---------- PROVIDED RECORDS ----------

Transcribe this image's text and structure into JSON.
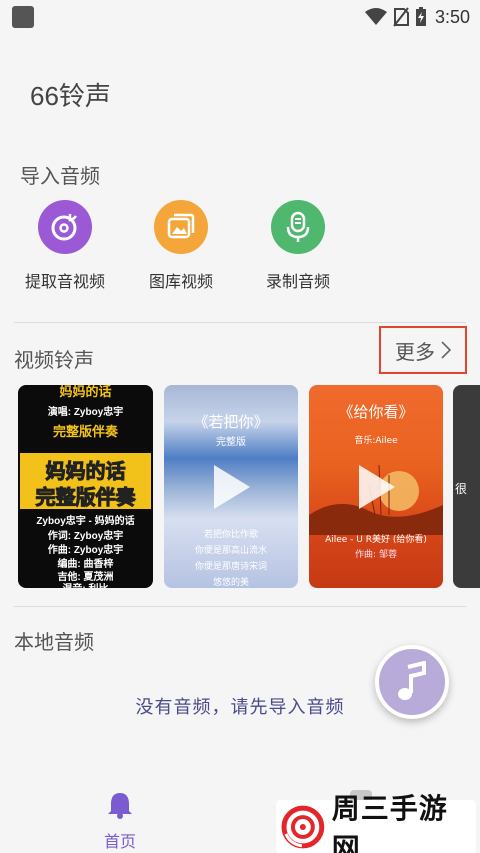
{
  "status_bar": {
    "time": "3:50"
  },
  "app": {
    "title": "66铃声"
  },
  "import_section": {
    "title": "导入音频",
    "items": [
      {
        "label": "提取音视频",
        "icon": "disc-music-icon",
        "color": "#9b59d6"
      },
      {
        "label": "图库视频",
        "icon": "gallery-icon",
        "color": "#f4a63a"
      },
      {
        "label": "录制音频",
        "icon": "microphone-icon",
        "color": "#4fb86e"
      }
    ]
  },
  "video_section": {
    "title": "视频铃声",
    "more_label": "更多",
    "cards": [
      {
        "top": "妈妈的话",
        "line1": "演唱: Zyboy忠宇",
        "line2": "完整版伴奏",
        "banner1": "妈妈的话",
        "banner2": "完整版伴奏",
        "line3": "Zyboy忠宇 - 妈妈的话",
        "line4": "作词: Zyboy忠宇",
        "line5": "作曲: Zyboy忠宇",
        "line6": "编曲: 曲香梓",
        "line7": "吉他: 夏茂洲",
        "line8": "混音: 利比"
      },
      {
        "title": "《若把你》",
        "subtitle": "完整版",
        "lyric1": "若把你比作歌",
        "lyric2": "你便是那高山流水",
        "lyric3": "你便是那唐诗宋词",
        "lyric4": "悠悠的美"
      },
      {
        "title": "《给你看》",
        "singer": "音乐:Ailee",
        "credit": "Ailee - U R美好 (给你看)",
        "sub": "作曲: 邹蓉"
      },
      {
        "partial": "很"
      }
    ]
  },
  "local_section": {
    "title": "本地音频",
    "empty_text": "没有音频，请先导入音频"
  },
  "bottom_nav": {
    "home_label": "首页"
  },
  "watermark": {
    "text": "周三手游网"
  }
}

----------

**EXERCISE:** Every line of the data above should be quoted exactly. Omit the pictures.

**RESULT:**
Transcribe this image's text and structure into JSON.
{
  "status_bar": {
    "time": "3:50"
  },
  "app": {
    "title": "66铃声"
  },
  "import_section": {
    "title": "导入音频",
    "items": [
      {
        "label": "提取音视频",
        "icon": "disc-music-icon",
        "color": "#9b59d6"
      },
      {
        "label": "图库视频",
        "icon": "gallery-icon",
        "color": "#f4a63a"
      },
      {
        "label": "录制音频",
        "icon": "microphone-icon",
        "color": "#4fb86e"
      }
    ]
  },
  "video_section": {
    "title": "视频铃声",
    "more_label": "更多",
    "cards": [
      {
        "top": "妈妈的话",
        "line1": "演唱: Zyboy忠宇",
        "line2": "完整版伴奏",
        "banner1": "妈妈的话",
        "banner2": "完整版伴奏",
        "line3": "Zyboy忠宇 - 妈妈的话",
        "line4": "作词: Zyboy忠宇",
        "line5": "作曲: Zyboy忠宇",
        "line6": "编曲: 曲香梓",
        "line7": "吉他: 夏茂洲",
        "line8": "混音: 利比"
      },
      {
        "title": "《若把你》",
        "subtitle": "完整版",
        "lyric1": "若把你比作歌",
        "lyric2": "你便是那高山流水",
        "lyric3": "你便是那唐诗宋词",
        "lyric4": "悠悠的美"
      },
      {
        "title": "《给你看》",
        "singer": "音乐:Ailee",
        "credit": "Ailee - U R美好 (给你看)",
        "sub": "作曲: 邹蓉"
      },
      {
        "partial": "很"
      }
    ]
  },
  "local_section": {
    "title": "本地音频",
    "empty_text": "没有音频，请先导入音频"
  },
  "bottom_nav": {
    "home_label": "首页"
  },
  "watermark": {
    "text": "周三手游网"
  }
}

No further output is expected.